The data:
<<<<

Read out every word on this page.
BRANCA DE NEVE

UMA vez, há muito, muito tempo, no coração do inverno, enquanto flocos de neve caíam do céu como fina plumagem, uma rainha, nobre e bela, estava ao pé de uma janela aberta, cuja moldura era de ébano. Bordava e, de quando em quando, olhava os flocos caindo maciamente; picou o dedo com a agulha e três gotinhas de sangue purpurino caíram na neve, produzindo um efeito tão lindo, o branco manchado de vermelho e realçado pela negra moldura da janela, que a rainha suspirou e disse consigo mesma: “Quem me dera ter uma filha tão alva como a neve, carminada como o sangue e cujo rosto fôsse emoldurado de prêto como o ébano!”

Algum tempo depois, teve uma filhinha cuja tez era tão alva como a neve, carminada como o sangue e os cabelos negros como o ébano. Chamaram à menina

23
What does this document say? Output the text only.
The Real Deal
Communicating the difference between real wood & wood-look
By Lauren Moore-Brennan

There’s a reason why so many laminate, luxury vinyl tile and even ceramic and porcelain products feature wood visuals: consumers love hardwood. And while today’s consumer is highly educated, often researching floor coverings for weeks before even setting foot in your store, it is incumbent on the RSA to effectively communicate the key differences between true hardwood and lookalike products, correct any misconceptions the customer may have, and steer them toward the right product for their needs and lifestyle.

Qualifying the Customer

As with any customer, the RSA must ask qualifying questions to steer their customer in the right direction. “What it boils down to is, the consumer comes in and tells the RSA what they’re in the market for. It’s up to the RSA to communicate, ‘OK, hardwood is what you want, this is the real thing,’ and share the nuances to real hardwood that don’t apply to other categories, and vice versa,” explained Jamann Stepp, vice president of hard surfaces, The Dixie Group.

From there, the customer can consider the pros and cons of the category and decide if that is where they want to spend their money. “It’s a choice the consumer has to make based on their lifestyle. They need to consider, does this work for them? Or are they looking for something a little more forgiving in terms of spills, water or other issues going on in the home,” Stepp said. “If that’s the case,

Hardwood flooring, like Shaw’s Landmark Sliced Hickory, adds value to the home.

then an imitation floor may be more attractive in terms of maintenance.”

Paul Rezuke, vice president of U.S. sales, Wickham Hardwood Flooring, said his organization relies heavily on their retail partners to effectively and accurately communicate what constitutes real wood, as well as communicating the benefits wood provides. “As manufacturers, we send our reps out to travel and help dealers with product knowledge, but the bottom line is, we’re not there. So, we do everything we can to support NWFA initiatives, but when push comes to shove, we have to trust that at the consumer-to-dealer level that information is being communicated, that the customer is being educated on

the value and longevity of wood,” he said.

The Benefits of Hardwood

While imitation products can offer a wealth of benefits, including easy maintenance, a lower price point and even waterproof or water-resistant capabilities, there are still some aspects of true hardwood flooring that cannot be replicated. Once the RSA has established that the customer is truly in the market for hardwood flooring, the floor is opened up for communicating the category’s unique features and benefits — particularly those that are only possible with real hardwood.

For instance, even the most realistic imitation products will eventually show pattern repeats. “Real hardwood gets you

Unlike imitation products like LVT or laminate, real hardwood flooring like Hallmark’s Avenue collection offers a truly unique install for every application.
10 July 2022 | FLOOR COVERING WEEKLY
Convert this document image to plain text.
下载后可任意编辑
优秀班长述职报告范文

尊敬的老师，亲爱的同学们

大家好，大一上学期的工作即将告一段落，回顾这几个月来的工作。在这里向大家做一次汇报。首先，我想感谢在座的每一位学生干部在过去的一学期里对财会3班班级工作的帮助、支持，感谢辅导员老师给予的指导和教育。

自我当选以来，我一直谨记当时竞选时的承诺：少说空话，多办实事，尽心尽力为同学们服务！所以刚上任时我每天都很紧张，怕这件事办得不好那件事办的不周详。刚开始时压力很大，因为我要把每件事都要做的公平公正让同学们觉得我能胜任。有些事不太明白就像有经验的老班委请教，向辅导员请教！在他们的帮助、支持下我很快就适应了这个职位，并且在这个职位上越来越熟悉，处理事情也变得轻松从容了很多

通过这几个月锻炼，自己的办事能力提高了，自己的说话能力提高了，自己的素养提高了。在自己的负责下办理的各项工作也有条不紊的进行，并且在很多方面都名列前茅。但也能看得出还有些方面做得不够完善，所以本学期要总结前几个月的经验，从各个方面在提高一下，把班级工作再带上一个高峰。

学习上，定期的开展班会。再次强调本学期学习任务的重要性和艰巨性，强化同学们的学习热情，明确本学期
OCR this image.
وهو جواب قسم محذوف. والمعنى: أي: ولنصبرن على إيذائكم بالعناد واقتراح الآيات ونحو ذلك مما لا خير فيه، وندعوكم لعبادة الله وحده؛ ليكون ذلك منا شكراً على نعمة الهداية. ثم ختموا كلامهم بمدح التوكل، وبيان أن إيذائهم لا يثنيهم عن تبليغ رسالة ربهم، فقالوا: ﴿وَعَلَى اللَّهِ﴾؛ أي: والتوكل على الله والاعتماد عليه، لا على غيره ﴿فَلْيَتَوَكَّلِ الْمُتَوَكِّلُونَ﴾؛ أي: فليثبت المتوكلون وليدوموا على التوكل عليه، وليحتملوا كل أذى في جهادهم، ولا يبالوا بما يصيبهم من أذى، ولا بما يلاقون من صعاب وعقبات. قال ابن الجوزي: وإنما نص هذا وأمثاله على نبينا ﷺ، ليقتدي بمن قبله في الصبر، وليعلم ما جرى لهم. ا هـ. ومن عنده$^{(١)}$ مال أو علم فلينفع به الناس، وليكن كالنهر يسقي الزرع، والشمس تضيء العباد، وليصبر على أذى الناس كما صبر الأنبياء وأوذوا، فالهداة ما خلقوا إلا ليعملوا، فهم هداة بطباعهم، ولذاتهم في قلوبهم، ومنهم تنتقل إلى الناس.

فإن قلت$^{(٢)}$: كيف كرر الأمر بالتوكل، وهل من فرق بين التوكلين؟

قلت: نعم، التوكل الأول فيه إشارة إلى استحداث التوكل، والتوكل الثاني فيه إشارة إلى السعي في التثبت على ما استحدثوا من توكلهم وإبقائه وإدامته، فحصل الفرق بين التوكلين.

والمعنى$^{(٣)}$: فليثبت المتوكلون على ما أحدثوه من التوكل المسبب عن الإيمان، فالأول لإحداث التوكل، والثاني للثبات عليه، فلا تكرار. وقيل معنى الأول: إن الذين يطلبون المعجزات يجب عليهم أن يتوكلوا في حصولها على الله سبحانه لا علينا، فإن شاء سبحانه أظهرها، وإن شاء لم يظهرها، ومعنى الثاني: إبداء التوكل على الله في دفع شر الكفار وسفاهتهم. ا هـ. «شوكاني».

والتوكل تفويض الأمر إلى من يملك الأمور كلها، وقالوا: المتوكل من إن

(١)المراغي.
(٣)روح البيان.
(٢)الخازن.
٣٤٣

>>>>

What is expected:
Write out exactly the lines of the entries above that run from the line containing "OCR this image." through the last line, including both.

Solution to this task:
OCR this image.
وهو جواب قسم محذوف. والمعنى: أي: ولنصبرن على إيذائكم بالعناد واقتراح الآيات ونحو ذلك مما لا خير فيه، وندعوكم لعبادة الله وحده؛ ليكون ذلك منا شكراً على نعمة الهداية. ثم ختموا كلامهم بمدح التوكل، وبيان أن إيذائهم لا يثنيهم عن تبليغ رسالة ربهم، فقالوا: ﴿وَعَلَى اللَّهِ﴾؛ أي: والتوكل على الله والاعتماد عليه، لا على غيره ﴿فَلْيَتَوَكَّلِ الْمُتَوَكِّلُونَ﴾؛ أي: فليثبت المتوكلون وليدوموا على التوكل عليه، وليحتملوا كل أذى في جهادهم، ولا يبالوا بما يصيبهم من أذى، ولا بما يلاقون من صعاب وعقبات. قال ابن الجوزي: وإنما نص هذا وأمثاله على نبينا ﷺ، ليقتدي بمن قبله في الصبر، وليعلم ما جرى لهم. ا هـ. ومن عنده$^{(١)}$ مال أو علم فلينفع به الناس، وليكن كالنهر يسقي الزرع، والشمس تضيء العباد، وليصبر على أذى الناس كما صبر الأنبياء وأوذوا، فالهداة ما خلقوا إلا ليعملوا، فهم هداة بطباعهم، ولذاتهم في قلوبهم، ومنهم تنتقل إلى الناس.

فإن قلت$^{(٢)}$: كيف كرر الأمر بالتوكل، وهل من فرق بين التوكلين؟

قلت: نعم، التوكل الأول فيه إشارة إلى استحداث التوكل، والتوكل الثاني فيه إشارة إلى السعي في التثبت على ما استحدثوا من توكلهم وإبقائه وإدامته، فحصل الفرق بين التوكلين.

والمعنى$^{(٣)}$: فليثبت المتوكلون على ما أحدثوه من التوكل المسبب عن الإيمان، فالأول لإحداث التوكل، والثاني للثبات عليه، فلا تكرار. وقيل معنى الأول: إن الذين يطلبون المعجزات يجب عليهم أن يتوكلوا في حصولها على الله سبحانه لا علينا، فإن شاء سبحانه أظهرها، وإن شاء لم يظهرها، ومعنى الثاني: إبداء التوكل على الله في دفع شر الكفار وسفاهتهم. ا هـ. «شوكاني».

والتوكل تفويض الأمر إلى من يملك الأمور كلها، وقالوا: المتوكل من إن

(١)المراغي.
(٣)روح البيان.
(٢)الخازن.
٣٤٣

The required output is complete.